Required work:
(A) In the AI laundering summary, shorten the paragraph beginning "Commenters note that the plagiarized site" and keep its main facts.
(B) Answer these questions using the AI laundering summary:
(i) Which examples of AI laundering are raised?
(ii) What do some argue still matters more than code alone?
(iii) How is enforcement described in the future the commenters anticipate?

Document passage:

---

AI Laundering and Future of IP
- Strong concern about “AI laundering”: using models to rephrase or re-implement copyrighted works (text, software, media) to evade licenses.
- Examples raised: rewriting GPL code in another language, cloning OSS projects, and AI-powered “redo any URL” tooling that could reconstruct products with trivial effort.
- Some fear this undermines incentives to create; others argue businesses and non-technical aspects still matter more than code alone.
Divergent Views on Copyright Itself
- Opinions range from:
- “Copyright is legalized plunder / tax on the poor; only attribution rights should exist,”
- to strong defense of existing laws and expectations of enforcement (including for FOSS licenses).
- Debate over whether using DMCA or copyright at all is morally compromised, even when addressing clear theft.
Platforms, SEO Slop, and Monetization
- Commenters note that the plagiarized site uses Amazon affiliate links, illustrating how AI slop and copied content are monetized via low-friction programs.
- Frustration that such sites can outrank original creators in search results, turning them into “parasites” on genuine work.
Personal Experiences and Broader Anxiety
- Multiple anecdotes of software and games being cloned, rebranded, or wrapped in AI-generated content.
- Overall mood mixes anger, cynicism, and resignation about a future where copying is nearly free and enforcement is expensive and uneven.

---

Supplied entries:
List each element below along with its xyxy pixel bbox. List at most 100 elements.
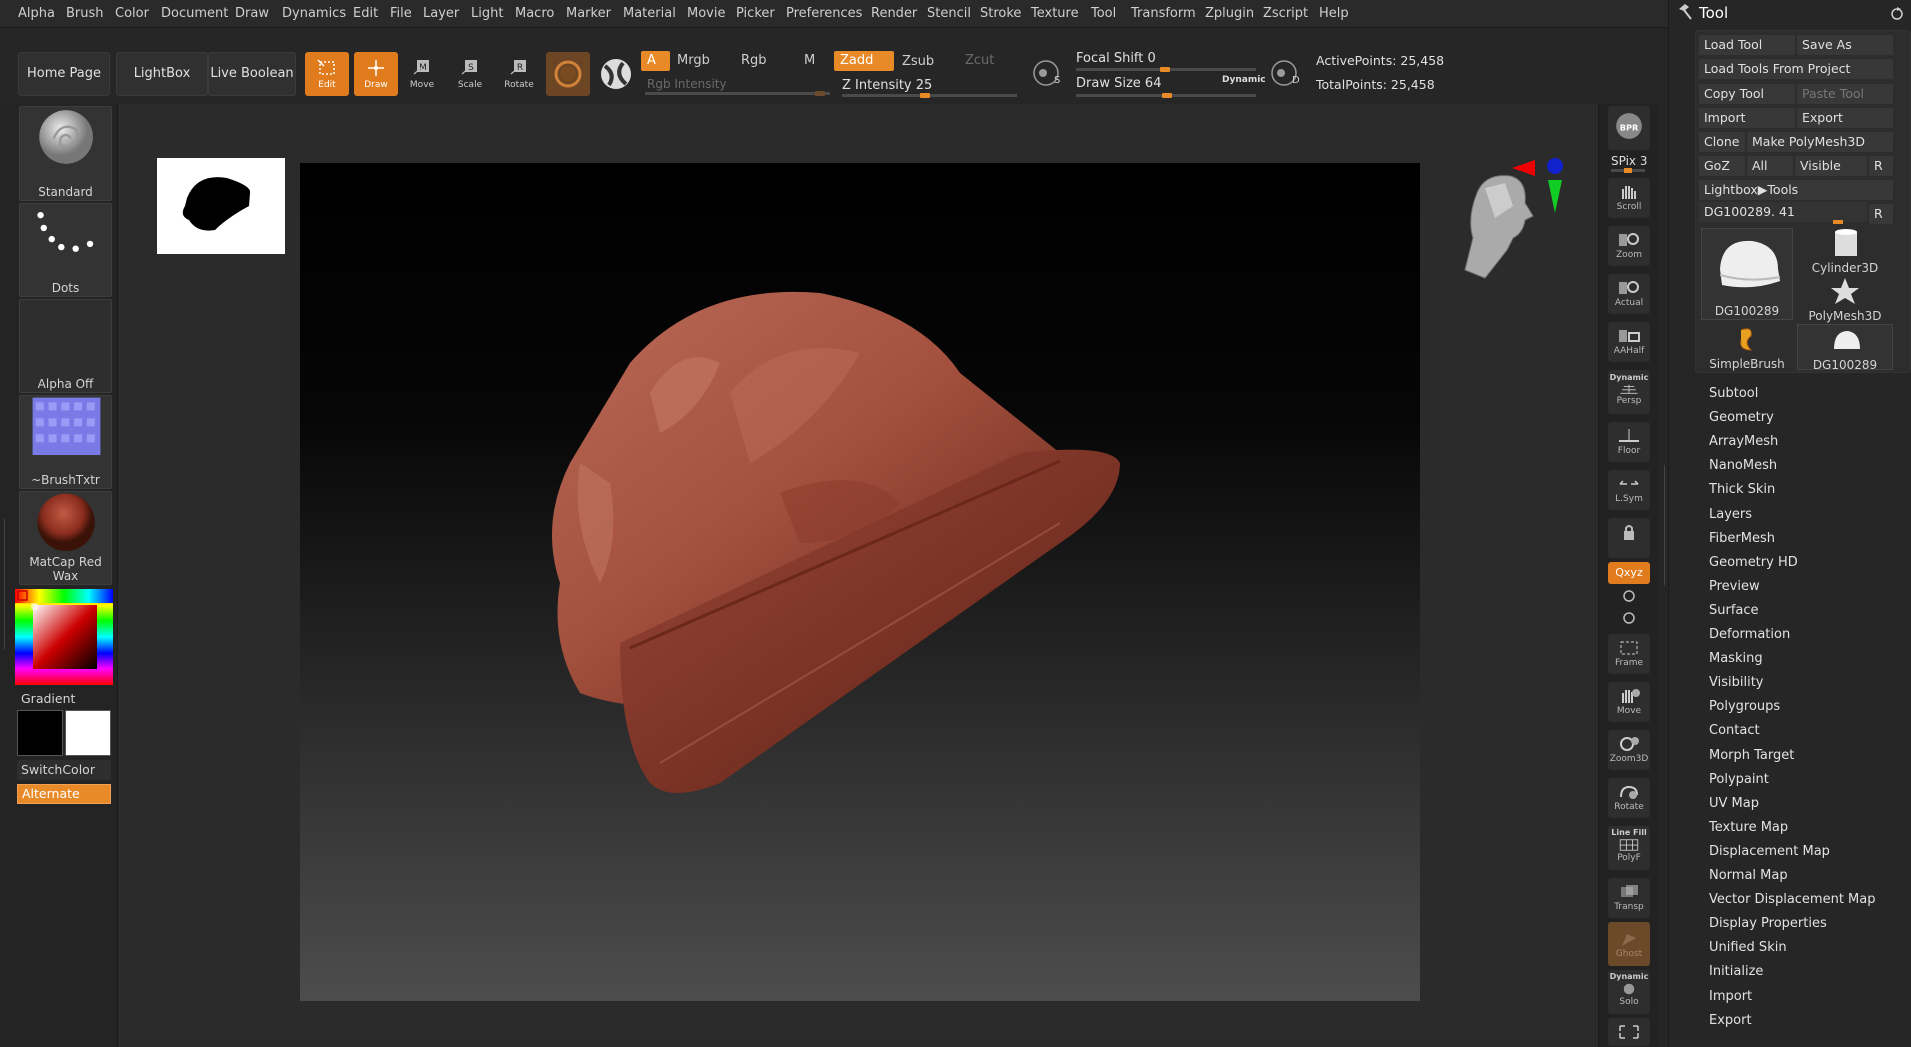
subpalette-fibermesh[interactable]: FiberMesh <box>1709 531 1775 546</box>
zoom-button[interactable]: Zoom <box>1608 226 1650 266</box>
menu-render[interactable]: Render <box>871 6 917 21</box>
rgb-button[interactable]: Rgb <box>735 51 795 71</box>
subpalette-geometry-hd[interactable]: Geometry HD <box>1709 555 1798 570</box>
brush-selector[interactable]: Standard <box>19 106 112 201</box>
subpalette-polypaint[interactable]: Polypaint <box>1709 772 1769 787</box>
current-tool-slider-thumb[interactable] <box>1833 220 1843 224</box>
import-button[interactable]: Import <box>1699 108 1795 128</box>
menu-document[interactable]: Document <box>161 6 228 21</box>
subpalette-vector-displacement-map[interactable]: Vector Displacement Map <box>1709 892 1876 907</box>
sphere-shading-button[interactable] <box>596 52 636 96</box>
menu-tool[interactable]: Tool <box>1091 6 1116 21</box>
subpalette-contact[interactable]: Contact <box>1709 723 1760 738</box>
menu-texture[interactable]: Texture <box>1031 6 1079 21</box>
spix-setting[interactable]: SPix 3 <box>1611 154 1647 168</box>
draw-size-thumb[interactable] <box>1162 93 1172 98</box>
menu-zplugin[interactable]: Zplugin <box>1205 6 1254 21</box>
subpalette-geometry[interactable]: Geometry <box>1709 410 1774 425</box>
tool-thumb-polymesh3d[interactable]: PolyMesh3D <box>1797 276 1893 323</box>
rgb-intensity-thumb[interactable] <box>815 91 825 96</box>
paste-tool-button[interactable]: Paste Tool <box>1797 84 1893 104</box>
focal-shift-thumb[interactable] <box>1160 67 1170 72</box>
a-button[interactable]: A <box>641 51 670 71</box>
polyf-button[interactable]: Line Fill PolyF <box>1608 826 1650 870</box>
save-as-button[interactable]: Save As <box>1797 35 1893 55</box>
subpalette-layers[interactable]: Layers <box>1709 507 1752 522</box>
gradient-toggle[interactable]: Gradient <box>21 691 75 706</box>
tool-thumb-cylinder3d[interactable]: Cylinder3D <box>1797 228 1893 275</box>
ghost-button[interactable]: Ghost <box>1608 922 1650 966</box>
subpalette-surface[interactable]: Surface <box>1709 603 1759 618</box>
solo-button[interactable]: Dynamic Solo <box>1608 970 1650 1014</box>
menu-stroke[interactable]: Stroke <box>980 6 1021 21</box>
focal-shift-label[interactable]: Focal Shift 0 <box>1076 51 1156 66</box>
rotate-y-toggle[interactable] <box>1621 588 1637 604</box>
lightbox-button[interactable]: LightBox <box>116 52 208 96</box>
palette-popout-icon[interactable] <box>1889 5 1905 21</box>
mrgb-button[interactable]: Mrgb <box>671 51 731 71</box>
rgb-intensity-slider-label[interactable]: Rgb Intensity <box>641 74 821 94</box>
menu-preferences[interactable]: Preferences <box>786 6 862 21</box>
subpalette-arraymesh[interactable]: ArrayMesh <box>1709 434 1778 449</box>
subpalette-nanomesh[interactable]: NanoMesh <box>1709 458 1777 473</box>
menu-dynamics[interactable]: Dynamics <box>282 6 346 21</box>
alternate-button[interactable]: Alternate <box>17 784 111 804</box>
main-color-swatch[interactable] <box>17 710 63 756</box>
scroll-button[interactable]: Scroll <box>1608 178 1650 218</box>
subpalette-uv-map[interactable]: UV Map <box>1709 796 1759 811</box>
goz-all-button[interactable]: All <box>1747 156 1793 176</box>
subpalette-initialize[interactable]: Initialize <box>1709 964 1763 979</box>
make-polymesh3d-button[interactable]: Make PolyMesh3D <box>1747 132 1893 152</box>
subpalette-polygroups[interactable]: Polygroups <box>1709 699 1780 714</box>
current-tool-slider[interactable]: DG100289. 41 <box>1699 202 1867 222</box>
expand-view-button[interactable] <box>1608 1018 1650 1046</box>
xyz-button[interactable]: Qxyz <box>1608 562 1650 584</box>
draw-mode-button[interactable]: Draw <box>354 52 398 96</box>
persp-button[interactable]: Dynamic Persp <box>1608 370 1650 414</box>
subpalette-preview[interactable]: Preview <box>1709 579 1760 594</box>
dynamic-toggle[interactable]: Dynamic <box>1222 75 1266 85</box>
scale-mode-button[interactable]: S Scale <box>448 52 492 96</box>
subpalette-import[interactable]: Import <box>1709 989 1752 1004</box>
tool-thumb-simplebrush[interactable]: SimpleBrush <box>1701 324 1793 371</box>
menu-draw[interactable]: Draw <box>235 6 269 21</box>
menu-stencil[interactable]: Stencil <box>927 6 971 21</box>
switch-color-button[interactable]: SwitchColor <box>17 760 111 780</box>
menu-layer[interactable]: Layer <box>423 6 459 21</box>
live-boolean-button[interactable]: Live Boolean <box>208 52 296 96</box>
s-lazymouse-button[interactable]: S <box>1030 56 1064 90</box>
subpalette-display-properties[interactable]: Display Properties <box>1709 916 1827 931</box>
document-canvas[interactable] <box>300 163 1420 1001</box>
frame-button[interactable]: Frame <box>1608 634 1650 674</box>
menu-marker[interactable]: Marker <box>566 6 611 21</box>
current-tool-r-button[interactable]: R <box>1869 204 1893 224</box>
subpalette-thick-skin[interactable]: Thick Skin <box>1709 482 1775 497</box>
spix-thumb[interactable] <box>1624 168 1632 173</box>
rotate-mode-button[interactable]: R Rotate <box>497 52 541 96</box>
draw-size-label[interactable]: Draw Size 64 <box>1076 76 1161 91</box>
rotate-z-toggle[interactable] <box>1621 610 1637 626</box>
aahalf-button[interactable]: AAHalf <box>1608 322 1650 362</box>
d-lazymouse-button[interactable]: D <box>1268 56 1302 90</box>
home-page-button[interactable]: Home Page <box>18 52 110 96</box>
menu-transform[interactable]: Transform <box>1131 6 1196 21</box>
texture-selector[interactable]: ~BrushTxtr <box>19 395 112 489</box>
move-view-button[interactable]: Move <box>1608 682 1650 722</box>
stroke-selector[interactable]: Dots <box>19 203 112 297</box>
zadd-button[interactable]: Zadd <box>834 51 894 71</box>
m-button[interactable]: M <box>798 51 828 71</box>
goz-r-button[interactable]: R <box>1869 156 1893 176</box>
menu-alpha[interactable]: Alpha <box>18 6 55 21</box>
bpr-button[interactable]: BPR <box>1608 106 1650 150</box>
menu-edit[interactable]: Edit <box>353 6 378 21</box>
color-picker[interactable] <box>15 589 113 685</box>
right-collapse-handle[interactable] <box>1660 465 1665 585</box>
subpalette-normal-map[interactable]: Normal Map <box>1709 868 1788 883</box>
alpha-selector[interactable]: Alpha Off <box>19 299 112 393</box>
floor-button[interactable]: Floor <box>1608 422 1650 462</box>
zcut-button[interactable]: Zcut <box>959 51 1019 71</box>
subpalette-subtool[interactable]: Subtool <box>1709 386 1758 401</box>
menu-brush[interactable]: Brush <box>66 6 104 21</box>
tool-thumb-dg100289-active[interactable]: DG100289 <box>1701 228 1793 320</box>
actual-button[interactable]: Actual <box>1608 274 1650 314</box>
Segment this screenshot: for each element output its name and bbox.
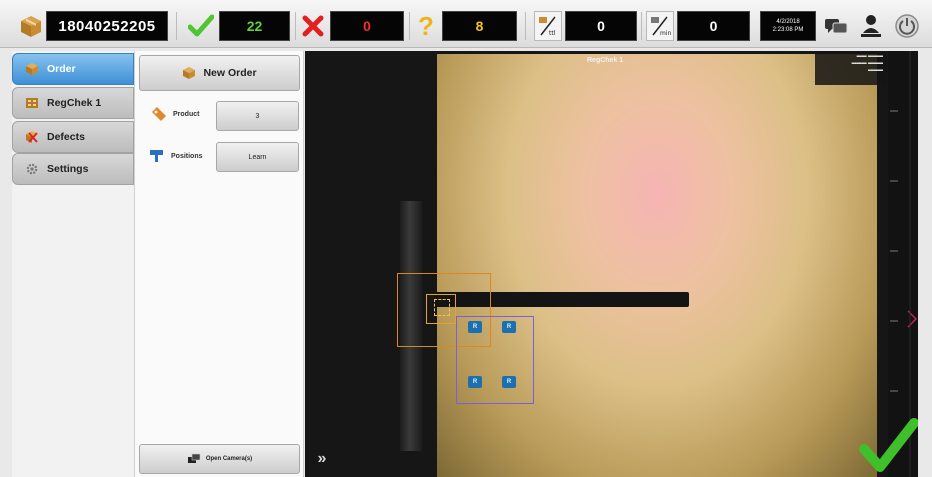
gear-icon (25, 163, 39, 175)
order-number-display: 18040252205 (46, 11, 168, 41)
learn-button[interactable]: Learn (216, 142, 299, 172)
checkmark-icon (186, 11, 216, 41)
x-icon (299, 11, 327, 41)
unknown-count: 8 (475, 18, 484, 34)
counter-b-display: 0 (677, 11, 750, 41)
chevron-right-icon: » (317, 450, 327, 467)
fiducial-marker[interactable]: R (502, 376, 516, 388)
product-value: 3 (255, 112, 260, 120)
user-button[interactable] (856, 11, 886, 41)
chat-icon (825, 19, 848, 34)
sidebar-item-regchek[interactable]: RegChek 1 (12, 87, 134, 119)
unknown-count-display: 8 (442, 11, 517, 41)
reference-mark-inner (434, 299, 450, 316)
counter-a: 0 (597, 18, 605, 34)
product-label-row: Product (151, 107, 199, 121)
open-cameras-label: Open Camera(s) (205, 456, 253, 462)
sidebar-item-label: Settings (47, 163, 89, 175)
fiducial-marker[interactable]: R (502, 321, 516, 333)
counter-b: 0 (709, 18, 718, 34)
svg-text:min: min (660, 30, 672, 37)
pass-count: 22 (246, 18, 263, 34)
box-icon (183, 67, 196, 79)
pass-count-display: 22 (219, 11, 290, 41)
fail-count-display: 0 (330, 11, 404, 41)
user-icon (861, 15, 881, 37)
positions-icon (150, 150, 163, 162)
fail-count: 0 (363, 18, 371, 34)
pass-status-icon (858, 415, 918, 475)
open-cameras-button[interactable]: Open Camera(s) (139, 444, 300, 474)
order-number: 18040252205 (58, 17, 156, 35)
product-selector[interactable]: 3 (216, 101, 299, 131)
clock-display: 4/2/2018 2:23:08 PM (760, 11, 816, 41)
sidebar-item-order[interactable]: Order (12, 53, 134, 85)
new-order-label: New Order (203, 67, 257, 79)
order-panel: New Order Product 3 Positions Learn Open… (134, 51, 304, 477)
ratio-icon: ttl (534, 11, 562, 41)
new-order-button[interactable]: New Order (139, 55, 300, 91)
sidebar-item-label: RegChek 1 (47, 97, 102, 109)
learn-label: Learn (248, 153, 267, 161)
product-label: Product (173, 110, 200, 118)
sidebar-item-label: Order (47, 63, 76, 75)
sidebar-item-defects[interactable]: Defects (12, 121, 134, 153)
inspected-product-image (437, 54, 877, 477)
power-button[interactable] (892, 11, 922, 41)
tag-icon (152, 107, 166, 121)
sidebar-item-label: Defects (47, 131, 85, 143)
fiducial-marker[interactable]: R (468, 376, 482, 388)
positions-label-row: Positions (149, 149, 203, 163)
positions-label: Positions (171, 152, 203, 160)
camera-icon (187, 453, 201, 463)
measurement-overlay: ▬▬ ▬▬▬ ▬▬▬ ▬▬▬ ▬▬▬ (815, 51, 887, 85)
sidebar-item-settings[interactable]: Settings (12, 153, 134, 185)
expand-chevron-button[interactable]: » (311, 449, 333, 469)
box-icon (25, 63, 39, 75)
side-scale (888, 51, 918, 477)
sidebar: Order RegChek 1 Defects Settings (12, 51, 134, 477)
power-icon (895, 14, 919, 38)
fiducial-marker[interactable]: R (468, 321, 482, 333)
top-toolbar: 18040252205 22 0 ? 8 ttl 0 min 0 4/2/201… (0, 0, 932, 48)
rate-icon: min (646, 11, 674, 41)
clock-date: 4/2/2018 (776, 19, 800, 25)
regchek-icon (25, 97, 39, 109)
clock-time: 2:23:08 PM (772, 27, 804, 33)
camera-view[interactable]: RegChek 1 R R R R ▬▬ ▬▬▬ ▬▬▬ ▬▬▬ ▬▬▬ » (305, 51, 918, 477)
defects-icon (25, 131, 39, 143)
chat-button[interactable] (821, 11, 851, 41)
counter-a-display: 0 (565, 11, 637, 41)
box-icon (18, 11, 44, 41)
question-mark-icon: ? (418, 10, 434, 41)
svg-text:ttl: ttl (549, 30, 556, 37)
camera-title: RegChek 1 (587, 57, 624, 64)
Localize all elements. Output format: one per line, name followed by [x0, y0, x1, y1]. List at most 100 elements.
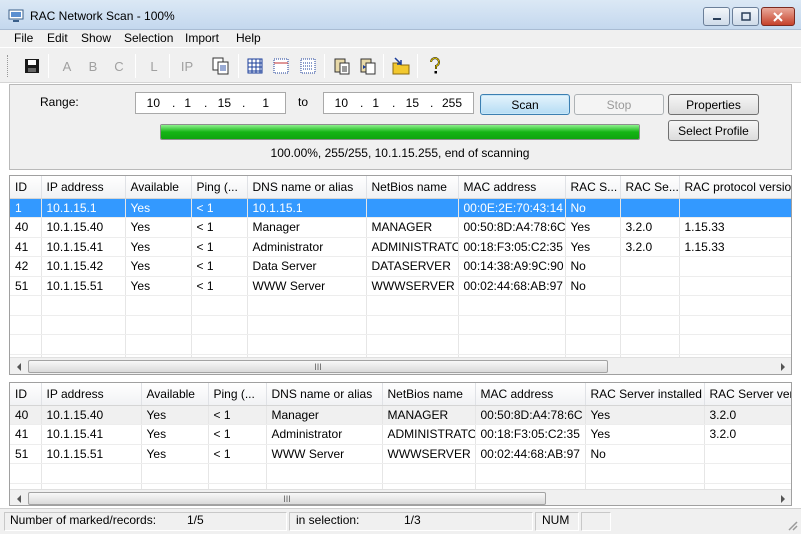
table-cell: No	[565, 256, 621, 277]
empty-cell	[266, 463, 383, 484]
table-cell: No	[565, 198, 621, 218]
table-cell: WWW Server	[266, 444, 383, 464]
resize-grip-icon[interactable]	[786, 519, 798, 531]
empty-cell	[620, 295, 680, 316]
column-header[interactable]: NetBios name	[382, 383, 476, 406]
toolbar-grip[interactable]	[7, 55, 10, 77]
select-none-button[interactable]	[270, 56, 292, 76]
ip-octet[interactable]: 15	[209, 96, 231, 110]
paste-button[interactable]	[331, 56, 353, 76]
menu-selection[interactable]: Selection	[124, 31, 173, 45]
column-c-button[interactable]: C	[108, 56, 130, 76]
column-header[interactable]: RAC protocol versio	[679, 176, 791, 199]
ip-dot: .	[430, 96, 434, 110]
column-header[interactable]: NetBios name	[366, 176, 459, 199]
paste-special-button[interactable]	[357, 56, 379, 76]
table-cell: Yes	[125, 256, 192, 277]
invert-selection-button[interactable]	[297, 56, 319, 76]
scroll-left-arrow[interactable]	[10, 358, 27, 374]
empty-cell	[366, 334, 459, 355]
horizontal-scrollbar[interactable]: III	[10, 357, 791, 374]
save-button[interactable]	[21, 56, 43, 76]
table-row[interactable]: 40 10.1.15.40 Yes < 1 Manager MANAGER 00:50:8D…	[10, 217, 791, 238]
column-header[interactable]: RAC Server installed	[585, 383, 705, 406]
ip-octet[interactable]: 15	[397, 96, 419, 110]
empty-cell	[366, 295, 459, 316]
range-from-field[interactable]: 10 . 1 . 15 . 1	[135, 92, 286, 114]
ip-octet[interactable]: 10	[326, 96, 348, 110]
ip-octet[interactable]: 1	[169, 96, 191, 110]
column-header[interactable]: DNS name or alias	[266, 383, 383, 406]
table-row[interactable]: 42 10.1.15.42 Yes < 1 Data Server DATASERVER 0…	[10, 256, 791, 277]
empty-cell	[585, 463, 705, 484]
column-header[interactable]: ID	[10, 383, 42, 406]
scrollbar-thumb[interactable]: III	[28, 492, 546, 505]
stop-button[interactable]: Stop	[574, 94, 664, 115]
menu-show[interactable]: Show	[81, 31, 111, 45]
column-header[interactable]: MAC address	[458, 176, 566, 199]
copy-icon	[212, 57, 229, 75]
table-cell: Yes	[125, 198, 192, 218]
scrollbar-thumb[interactable]: III	[28, 360, 608, 373]
column-b-button[interactable]: B	[82, 56, 104, 76]
table-cell: Manager	[266, 405, 383, 425]
range-to-field[interactable]: 10 . 1 . 15 . 255	[323, 92, 474, 114]
ip-octet[interactable]: 1	[247, 96, 269, 110]
column-a-button[interactable]: A	[56, 56, 78, 76]
empty-cell	[382, 463, 476, 484]
app-icon	[8, 9, 24, 22]
minimize-button[interactable]	[703, 7, 730, 26]
column-header[interactable]: Available	[125, 176, 192, 199]
table-cell: 10.1.15.51	[41, 276, 126, 296]
maximize-icon	[740, 12, 751, 21]
empty-cell	[41, 315, 126, 335]
table-cell: 00:14:38:A9:9C:90	[458, 256, 566, 277]
column-header[interactable]: RAC Server vers	[704, 383, 791, 406]
scroll-right-arrow[interactable]	[774, 490, 791, 505]
chevron-left-icon	[16, 494, 21, 503]
column-header[interactable]: RAC S...	[565, 176, 621, 199]
scan-button[interactable]: Scan	[480, 94, 570, 115]
table-row[interactable]: 51 10.1.15.51 Yes < 1 WWW Server WWWSERVER 00:…	[10, 444, 791, 464]
properties-button[interactable]: Properties	[668, 94, 759, 115]
column-header[interactable]: Ping (...	[191, 176, 248, 199]
column-header[interactable]: ID	[10, 176, 42, 199]
column-header[interactable]: Ping (...	[208, 383, 267, 406]
copy-button[interactable]	[210, 56, 232, 76]
column-header[interactable]: RAC Se...	[620, 176, 680, 199]
scroll-left-arrow[interactable]	[10, 490, 27, 505]
help-button[interactable]	[424, 56, 446, 76]
table-cell: 1.15.33	[679, 217, 791, 238]
table-row[interactable]: 40 10.1.15.40 Yes < 1 Manager MANAGER 00:50:8D…	[10, 405, 791, 425]
column-header[interactable]: MAC address	[475, 383, 586, 406]
ip-button[interactable]: IP	[176, 56, 198, 76]
close-button[interactable]	[761, 7, 795, 26]
import-button[interactable]	[390, 56, 412, 76]
menu-help[interactable]: Help	[236, 31, 261, 45]
results-grid: ID IP address Available Ping (... DNS name o…	[10, 176, 791, 374]
column-header[interactable]: IP address	[41, 383, 142, 406]
column-l-button[interactable]: L	[143, 56, 165, 76]
empty-cell	[208, 463, 267, 484]
ip-octet[interactable]: 255	[440, 96, 462, 110]
table-row[interactable]: 41 10.1.15.41 Yes < 1 Administrator ADMINISTR…	[10, 237, 791, 257]
menu-edit[interactable]: Edit	[47, 31, 68, 45]
table-row[interactable]: 51 10.1.15.51 Yes < 1 WWW Server WWWSERVER 00:…	[10, 276, 791, 296]
empty-cell	[565, 334, 621, 355]
column-header[interactable]: DNS name or alias	[247, 176, 367, 199]
column-header[interactable]: Available	[141, 383, 209, 406]
ip-octet[interactable]: 1	[357, 96, 379, 110]
table-cell: < 1	[191, 198, 248, 218]
menu-import[interactable]: Import	[185, 31, 219, 45]
select-profile-button[interactable]: Select Profile	[668, 120, 759, 141]
table-row[interactable]: 1 10.1.15.1 Yes < 1 10.1.15.1 00:0E:2E:70:43:…	[10, 198, 791, 218]
maximize-button[interactable]	[732, 7, 759, 26]
table-row[interactable]: 41 10.1.15.41 Yes < 1 Administrator ADMINISTR…	[10, 424, 791, 445]
menu-file[interactable]: File	[14, 31, 33, 45]
column-header[interactable]: IP address	[41, 176, 126, 199]
scroll-right-arrow[interactable]	[774, 358, 791, 374]
ip-octet[interactable]: 10	[138, 96, 160, 110]
select-all-button[interactable]	[244, 56, 266, 76]
horizontal-scrollbar[interactable]: III	[10, 489, 791, 505]
window-title: RAC Network Scan - 100%	[30, 9, 175, 23]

---

Answers for the tasks:
(A) The plagiarized site uses Amazon affiliate links, showing how low-friction programs let AI slop and copied content earn money.

(B)
(i) Rewriting GPL code in another language, cloning OSS projects, and AI-powered "redo any URL" tooling.
(ii) Businesses and non-technical aspects.
(iii) Expensive and uneven.